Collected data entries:
● ● ● ● ●

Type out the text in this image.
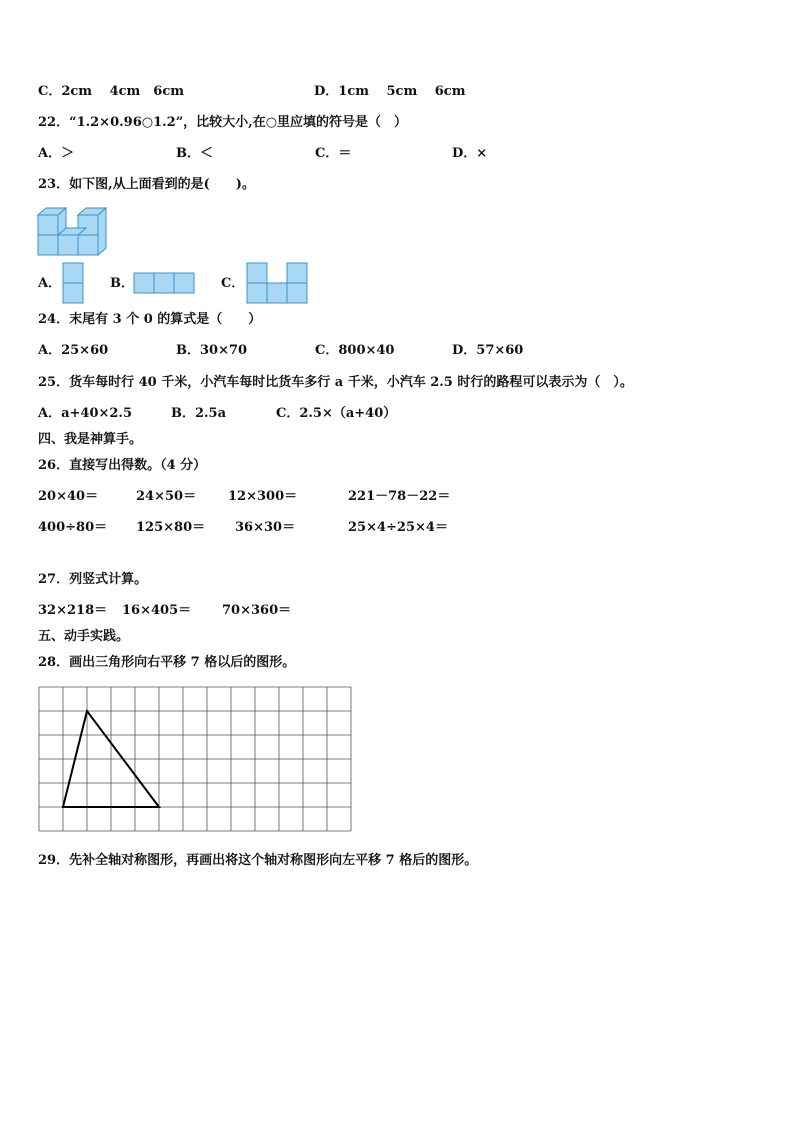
C．2cm　 4cm　6cm	D．1cm　 5cm　 6cm
22．“1.2×0.96○1.2”，比较大小,在○里应填的符号是（　）
A．＞	B．＜	C．＝	D．×
23．如下图,从上面看到的是(　　)。
A．	B．	C．
24．末尾有 3 个 0 的算式是（　　）
A．25×60	B．30×70	C．800×40	D．57×60
25．货车每时行 40 千米，小汽车每时比货车多行 a 千米，小汽车 2.5 时行的路程可以表示为（　）。
A．a+40×2.5	B．2.5a	C．2.5×（a+40）
四、我是神算手。
26．直接写出得数。（4 分）
20×40＝	24×50＝ 12×300＝	221－78－22＝
400÷80＝ 125×80＝ 36×30＝	25×4÷25×4＝
27．列竖式计算。
32×218＝ 16×405＝ 70×360＝
五、动手实践。
28．画出三角形向右平移 7 格以后的图形。
29．先补全轴对称图形，再画出将这个轴对称图形向左平移 7 格后的图形。
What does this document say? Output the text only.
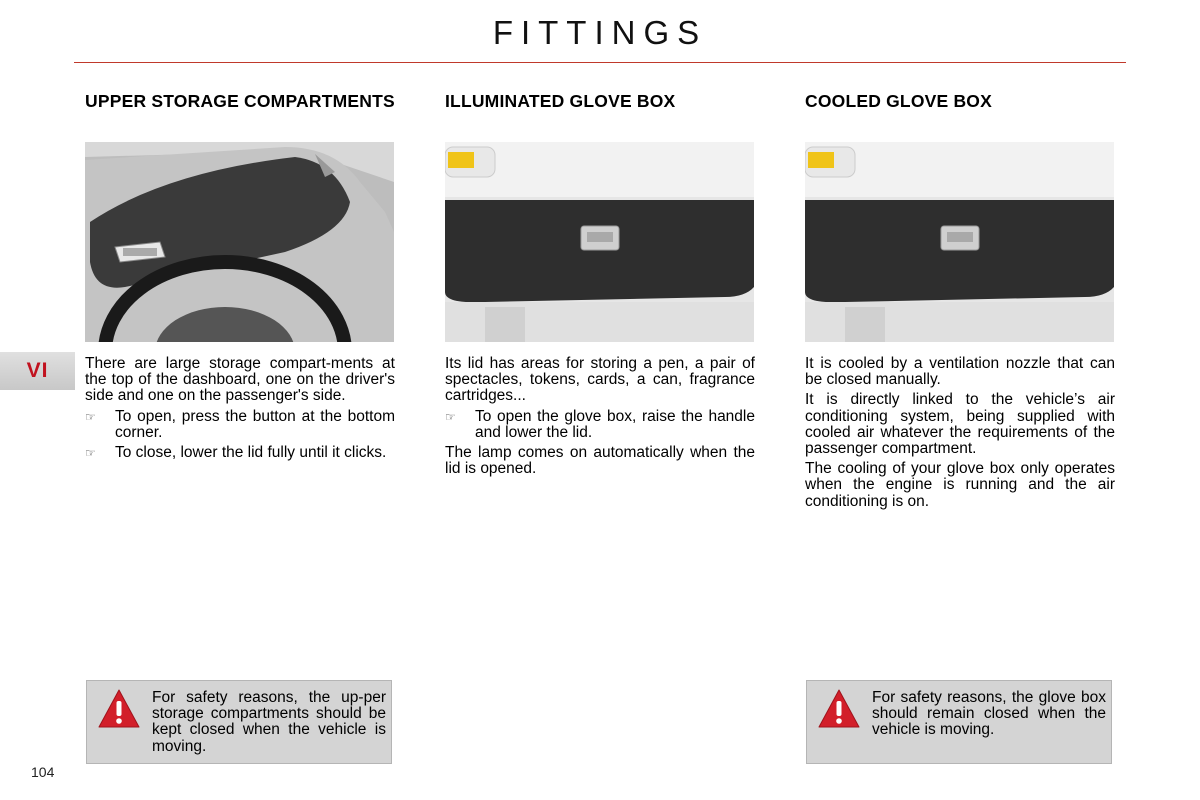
FITTINGS
VI
UPPER STORAGE COMPARTMENTS

There are large storage compart-ments at the top of the dashboard, one on the driver's side and one on the passenger's side.

☞	To open, press the button at the bottom corner.
☞	To close, lower the lid fully until it clicks.
ILLUMINATED GLOVE BOX

Its lid has areas for storing a pen, a pair of spectacles, tokens, cards, a can, fragrance cartridges...

☞	To open the glove box, raise the handle and lower the lid.

The lamp comes on automatically when the lid is opened.

COOLED GLOVE BOX

It is cooled by a ventilation nozzle that can be closed manually.

It is directly linked to the vehicle’s air conditioning system, being supplied with cooled air whatever the requirements of the passenger compartment.

The cooling of your glove box only operates when the engine is running and the air conditioning is on.

For safety reasons, the up-per storage compartments should be kept closed when the vehicle is moving.
For safety reasons, the glove box should remain closed when the vehicle is moving.
104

● ● ● ● ●

» **WHAT NEEDS TO BE DONE**:
Repeat each entry precisely as it appears. Leave the pictures out.

» **THE REPLY**:
Type out the text in this image.
C．2cm　 4cm　6cm	D．1cm　 5cm　 6cm
22．“1.2×0.96○1.2”，比较大小,在○里应填的符号是（　）
A．＞	B．＜	C．＝	D．×
23．如下图,从上面看到的是(　　)。
A．	B．	C．
24．末尾有 3 个 0 的算式是（　　）
A．25×60	B．30×70	C．800×40	D．57×60
25．货车每时行 40 千米，小汽车每时比货车多行 a 千米，小汽车 2.5 时行的路程可以表示为（　）。
A．a+40×2.5	B．2.5a	C．2.5×（a+40）
四、我是神算手。
26．直接写出得数。（4 分）
20×40＝	24×50＝ 12×300＝	221－78－22＝
400÷80＝ 125×80＝ 36×30＝	25×4÷25×4＝
27．列竖式计算。
32×218＝ 16×405＝ 70×360＝
五、动手实践。
28．画出三角形向右平移 7 格以后的图形。
29．先补全轴对称图形，再画出将这个轴对称图形向左平移 7 格后的图形。
What does this document say? Output the text only.
FITTINGS
VI
UPPER STORAGE COMPARTMENTS

There are large storage compart-ments at the top of the dashboard, one on the driver's side and one on the passenger's side.

☞	To open, press the button at the bottom corner.
☞	To close, lower the lid fully until it clicks.
ILLUMINATED GLOVE BOX

Its lid has areas for storing a pen, a pair of spectacles, tokens, cards, a can, fragrance cartridges...

☞	To open the glove box, raise the handle and lower the lid.

The lamp comes on automatically when the lid is opened.

COOLED GLOVE BOX

It is cooled by a ventilation nozzle that can be closed manually.

It is directly linked to the vehicle’s air conditioning system, being supplied with cooled air whatever the requirements of the passenger compartment.

The cooling of your glove box only operates when the engine is running and the air conditioning is on.

For safety reasons, the up-per storage compartments should be kept closed when the vehicle is moving.
For safety reasons, the glove box should remain closed when the vehicle is moving.
104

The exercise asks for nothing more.